▶ _About this exercise_
Pictures must not be copied, but every entry must be reproduced exactly.

Figure content listings

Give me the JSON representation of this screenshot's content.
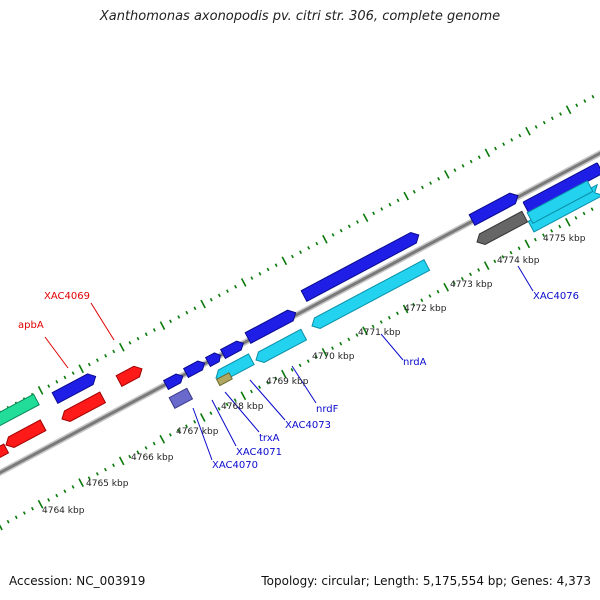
{
  "title": "Xanthomonas axonopodis pv. citri str. 306, complete genome",
  "footer": {
    "accession": "Accession: NC_003919",
    "topology": "Topology: circular; Length: 5,175,554 bp; Genes: 4,373"
  },
  "colors": {
    "forward_gene": "#1e1ee6",
    "reverse_gene": "#22d2ee",
    "rna_forward": "#ff1a1a",
    "rna_reverse": "#22dd99",
    "other": "#6a6acc",
    "grey_feature": "#666666",
    "mixed_feature": "#b0a860",
    "gc_ticks": "#0a7a0a",
    "backbone": "#808080",
    "forward_label": "#0a0acc",
    "rna_label": "#e00000"
  },
  "kbp_labels": [
    "4764 kbp",
    "4765 kbp",
    "4766 kbp",
    "4767 kbp",
    "4768 kbp",
    "4769 kbp",
    "4770 kbp",
    "4771 kbp",
    "4772 kbp",
    "4773 kbp",
    "4774 kbp",
    "4775 kbp"
  ],
  "gene_labels": {
    "apbA": "apbA",
    "XAC4069": "XAC4069",
    "XAC4070": "XAC4070",
    "XAC4071": "XAC4071",
    "trxA": "trxA",
    "XAC4073": "XAC4073",
    "nrdF": "nrdF",
    "nrdA": "nrdA",
    "XAC4076": "XAC4076"
  }
}
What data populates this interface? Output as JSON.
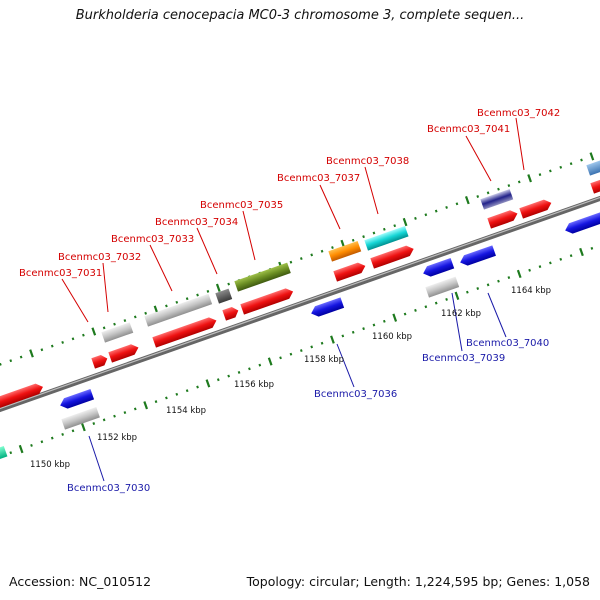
{
  "header": {
    "title": "Burkholderia cenocepacia MC0-3 chromosome 3, complete sequen..."
  },
  "footer": {
    "accession_label": "Accession: NC_010512",
    "topology_label": "Topology: circular; Length: 1,224,595 bp; Genes: 1,058"
  },
  "colors": {
    "forward_label": "#d40000",
    "reverse_label": "#1a1aa8",
    "backbone": "#7a7a7a",
    "tick": "#1e7a1e"
  },
  "axis_labels": [
    "1150 kbp",
    "1152 kbp",
    "1154 kbp",
    "1156 kbp",
    "1158 kbp",
    "1160 kbp",
    "1162 kbp",
    "1164 kbp"
  ],
  "gene_labels": {
    "forward": [
      "Bcenmc03_7031",
      "Bcenmc03_7032",
      "Bcenmc03_7033",
      "Bcenmc03_7034",
      "Bcenmc03_7035",
      "Bcenmc03_7037",
      "Bcenmc03_7038",
      "Bcenmc03_7041",
      "Bcenmc03_7042"
    ],
    "reverse": [
      "Bcenmc03_7030",
      "Bcenmc03_7036",
      "Bcenmc03_7039",
      "Bcenmc03_7040"
    ]
  }
}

▶ _Task answer_
Give me the JSON representation of this screenshot's content.
{
  "title": "Xanthomonas axonopodis pv. citri str. 306, complete genome",
  "footer": {
    "accession": "Accession: NC_003919",
    "topology": "Topology: circular; Length: 5,175,554 bp; Genes: 4,373"
  },
  "colors": {
    "forward_gene": "#1e1ee6",
    "reverse_gene": "#22d2ee",
    "rna_forward": "#ff1a1a",
    "rna_reverse": "#22dd99",
    "other": "#6a6acc",
    "grey_feature": "#666666",
    "mixed_feature": "#b0a860",
    "gc_ticks": "#0a7a0a",
    "backbone": "#808080",
    "forward_label": "#0a0acc",
    "rna_label": "#e00000"
  },
  "kbp_labels": [
    "4764 kbp",
    "4765 kbp",
    "4766 kbp",
    "4767 kbp",
    "4768 kbp",
    "4769 kbp",
    "4770 kbp",
    "4771 kbp",
    "4772 kbp",
    "4773 kbp",
    "4774 kbp",
    "4775 kbp"
  ],
  "gene_labels": {
    "apbA": "apbA",
    "XAC4069": "XAC4069",
    "XAC4070": "XAC4070",
    "XAC4071": "XAC4071",
    "trxA": "trxA",
    "XAC4073": "XAC4073",
    "nrdF": "nrdF",
    "nrdA": "nrdA",
    "XAC4076": "XAC4076"
  }
}
What data populates this interface? Output as JSON.
{
  "header": {
    "title": "Burkholderia cenocepacia MC0-3 chromosome 3, complete sequen..."
  },
  "footer": {
    "accession_label": "Accession: NC_010512",
    "topology_label": "Topology: circular; Length: 1,224,595 bp; Genes: 1,058"
  },
  "colors": {
    "forward_label": "#d40000",
    "reverse_label": "#1a1aa8",
    "backbone": "#7a7a7a",
    "tick": "#1e7a1e"
  },
  "axis_labels": [
    "1150 kbp",
    "1152 kbp",
    "1154 kbp",
    "1156 kbp",
    "1158 kbp",
    "1160 kbp",
    "1162 kbp",
    "1164 kbp"
  ],
  "gene_labels": {
    "forward": [
      "Bcenmc03_7031",
      "Bcenmc03_7032",
      "Bcenmc03_7033",
      "Bcenmc03_7034",
      "Bcenmc03_7035",
      "Bcenmc03_7037",
      "Bcenmc03_7038",
      "Bcenmc03_7041",
      "Bcenmc03_7042"
    ],
    "reverse": [
      "Bcenmc03_7030",
      "Bcenmc03_7036",
      "Bcenmc03_7039",
      "Bcenmc03_7040"
    ]
  }
}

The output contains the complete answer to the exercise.